--- Records provided ---
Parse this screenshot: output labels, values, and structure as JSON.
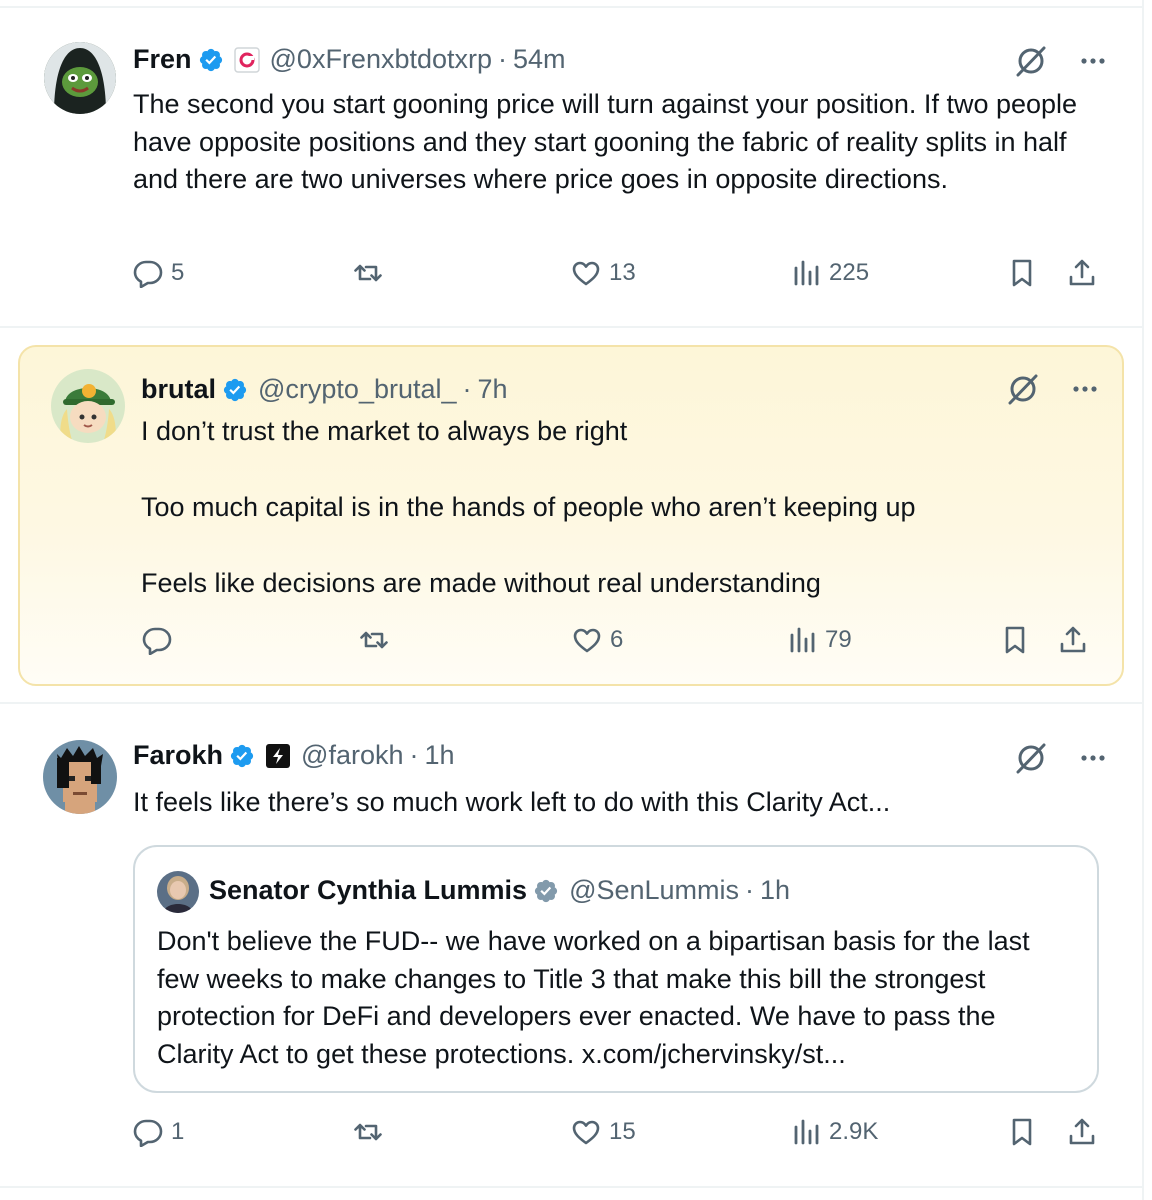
{
  "tweets": [
    {
      "name": "Fren",
      "handle": "@0xFrenxbtdotxrp",
      "time": "54m",
      "text": "The second you start gooning price will turn against your position. If two people have opposite positions and they start gooning the fabric of reality splits in half and there are two universes where price goes in opposite directions.",
      "replies": "5",
      "reposts": "",
      "likes": "13",
      "views": "225"
    },
    {
      "name": "brutal",
      "handle": "@crypto_brutal_",
      "time": "7h",
      "text": "I don’t trust the market to always be right\n\nToo much capital is in the hands of people who aren’t keeping up\n\nFeels like decisions are made without real understanding",
      "replies": "",
      "reposts": "",
      "likes": "6",
      "views": "79"
    },
    {
      "name": "Farokh",
      "handle": "@farokh",
      "time": "1h",
      "text": "It feels like there’s so much work left to do with this Clarity Act...",
      "replies": "1",
      "reposts": "",
      "likes": "15",
      "views": "2.9K",
      "quote": {
        "name": "Senator Cynthia Lummis",
        "handle": "@SenLummis",
        "time": "1h",
        "text": "Don't believe the FUD-- we have worked on a bipartisan basis for the last few weeks to make changes to Title 3 that make this bill the strongest protection for DeFi and developers ever enacted. We have to pass the Clarity Act to get these protections. x.com/jchervinsky/st..."
      }
    }
  ],
  "separator": "·",
  "colors": {
    "verified": "#1d9bf0",
    "gov_badge": "#829aab",
    "muted": "#536471",
    "text": "#0f1419",
    "highlight_bg": "#fdf6d8",
    "highlight_border": "#f4e3a9"
  },
  "icons": [
    "grok-icon",
    "more-icon",
    "reply-icon",
    "repost-icon",
    "like-icon",
    "views-icon",
    "bookmark-icon",
    "share-icon",
    "verified-badge-icon"
  ]
}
---
→ Task prompt: Leave every image out, and retype the material exactly.

→ Answer in full:
Parse this screenshot: output labels, values, and structure as JSON.
{
  "tweets": [
    {
      "name": "Fren",
      "handle": "@0xFrenxbtdotxrp",
      "time": "54m",
      "text": "The second you start gooning price will turn against your position. If two people have opposite positions and they start gooning the fabric of reality splits in half and there are two universes where price goes in opposite directions.",
      "replies": "5",
      "reposts": "",
      "likes": "13",
      "views": "225"
    },
    {
      "name": "brutal",
      "handle": "@crypto_brutal_",
      "time": "7h",
      "text": "I don’t trust the market to always be right\n\nToo much capital is in the hands of people who aren’t keeping up\n\nFeels like decisions are made without real understanding",
      "replies": "",
      "reposts": "",
      "likes": "6",
      "views": "79"
    },
    {
      "name": "Farokh",
      "handle": "@farokh",
      "time": "1h",
      "text": "It feels like there’s so much work left to do with this Clarity Act...",
      "replies": "1",
      "reposts": "",
      "likes": "15",
      "views": "2.9K",
      "quote": {
        "name": "Senator Cynthia Lummis",
        "handle": "@SenLummis",
        "time": "1h",
        "text": "Don't believe the FUD-- we have worked on a bipartisan basis for the last few weeks to make changes to Title 3 that make this bill the strongest protection for DeFi and developers ever enacted. We have to pass the Clarity Act to get these protections. x.com/jchervinsky/st..."
      }
    }
  ],
  "separator": "·",
  "colors": {
    "verified": "#1d9bf0",
    "gov_badge": "#829aab",
    "muted": "#536471",
    "text": "#0f1419",
    "highlight_bg": "#fdf6d8",
    "highlight_border": "#f4e3a9"
  },
  "icons": [
    "grok-icon",
    "more-icon",
    "reply-icon",
    "repost-icon",
    "like-icon",
    "views-icon",
    "bookmark-icon",
    "share-icon",
    "verified-badge-icon"
  ]
}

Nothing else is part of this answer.